▸ **Task to complete**: Copy out each line below exactly as it appears.

▸ **Excerpted data**:

****

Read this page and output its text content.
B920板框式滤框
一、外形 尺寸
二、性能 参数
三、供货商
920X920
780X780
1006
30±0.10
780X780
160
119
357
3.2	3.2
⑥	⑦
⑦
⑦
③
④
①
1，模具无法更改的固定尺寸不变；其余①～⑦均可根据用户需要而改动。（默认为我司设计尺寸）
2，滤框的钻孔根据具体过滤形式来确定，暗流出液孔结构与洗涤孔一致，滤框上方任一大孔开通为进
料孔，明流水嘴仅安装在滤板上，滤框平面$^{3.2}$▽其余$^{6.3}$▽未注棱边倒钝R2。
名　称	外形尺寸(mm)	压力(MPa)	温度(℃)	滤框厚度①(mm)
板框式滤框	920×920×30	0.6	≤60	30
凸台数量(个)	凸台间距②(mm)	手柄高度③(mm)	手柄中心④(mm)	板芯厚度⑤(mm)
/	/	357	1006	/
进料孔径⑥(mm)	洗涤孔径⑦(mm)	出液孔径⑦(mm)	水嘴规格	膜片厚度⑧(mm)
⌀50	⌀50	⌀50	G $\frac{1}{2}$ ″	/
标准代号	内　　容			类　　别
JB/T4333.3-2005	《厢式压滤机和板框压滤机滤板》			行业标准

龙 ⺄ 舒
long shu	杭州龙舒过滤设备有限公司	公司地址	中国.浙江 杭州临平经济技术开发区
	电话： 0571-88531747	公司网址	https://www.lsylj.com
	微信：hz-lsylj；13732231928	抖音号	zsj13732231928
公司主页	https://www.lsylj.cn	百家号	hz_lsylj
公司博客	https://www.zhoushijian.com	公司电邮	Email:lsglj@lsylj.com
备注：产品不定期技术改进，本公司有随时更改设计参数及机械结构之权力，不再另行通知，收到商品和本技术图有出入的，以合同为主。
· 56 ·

****

▸ **Problem solution**:
Read this page and output its text content.
B920板框式滤框
一、外形 尺寸
二、性能 参数
三、供货商
920X920
780X780
1006
30±0.10
780X780
160
119
357
3.2	3.2
⑥	⑦
⑦
⑦
③
④
①
1，模具无法更改的固定尺寸不变；其余①～⑦均可根据用户需要而改动。（默认为我司设计尺寸）
2，滤框的钻孔根据具体过滤形式来确定，暗流出液孔结构与洗涤孔一致，滤框上方任一大孔开通为进
料孔，明流水嘴仅安装在滤板上，滤框平面$^{3.2}$▽其余$^{6.3}$▽未注棱边倒钝R2。
名　称	外形尺寸(mm)	压力(MPa)	温度(℃)	滤框厚度①(mm)
板框式滤框	920×920×30	0.6	≤60	30
凸台数量(个)	凸台间距②(mm)	手柄高度③(mm)	手柄中心④(mm)	板芯厚度⑤(mm)
/	/	357	1006	/
进料孔径⑥(mm)	洗涤孔径⑦(mm)	出液孔径⑦(mm)	水嘴规格	膜片厚度⑧(mm)
⌀50	⌀50	⌀50	G $\frac{1}{2}$ ″	/
标准代号	内　　容			类　　别
JB/T4333.3-2005	《厢式压滤机和板框压滤机滤板》			行业标准

龙 ⺄ 舒
long shu	杭州龙舒过滤设备有限公司	公司地址	中国.浙江 杭州临平经济技术开发区
	电话： 0571-88531747	公司网址	https://www.lsylj.com
	微信：hz-lsylj；13732231928	抖音号	zsj13732231928
公司主页	https://www.lsylj.cn	百家号	hz_lsylj
公司博客	https://www.zhoushijian.com	公司电邮	Email:lsglj@lsylj.com
备注：产品不定期技术改进，本公司有随时更改设计参数及机械结构之权力，不再另行通知，收到商品和本技术图有出入的，以合同为主。
· 56 ·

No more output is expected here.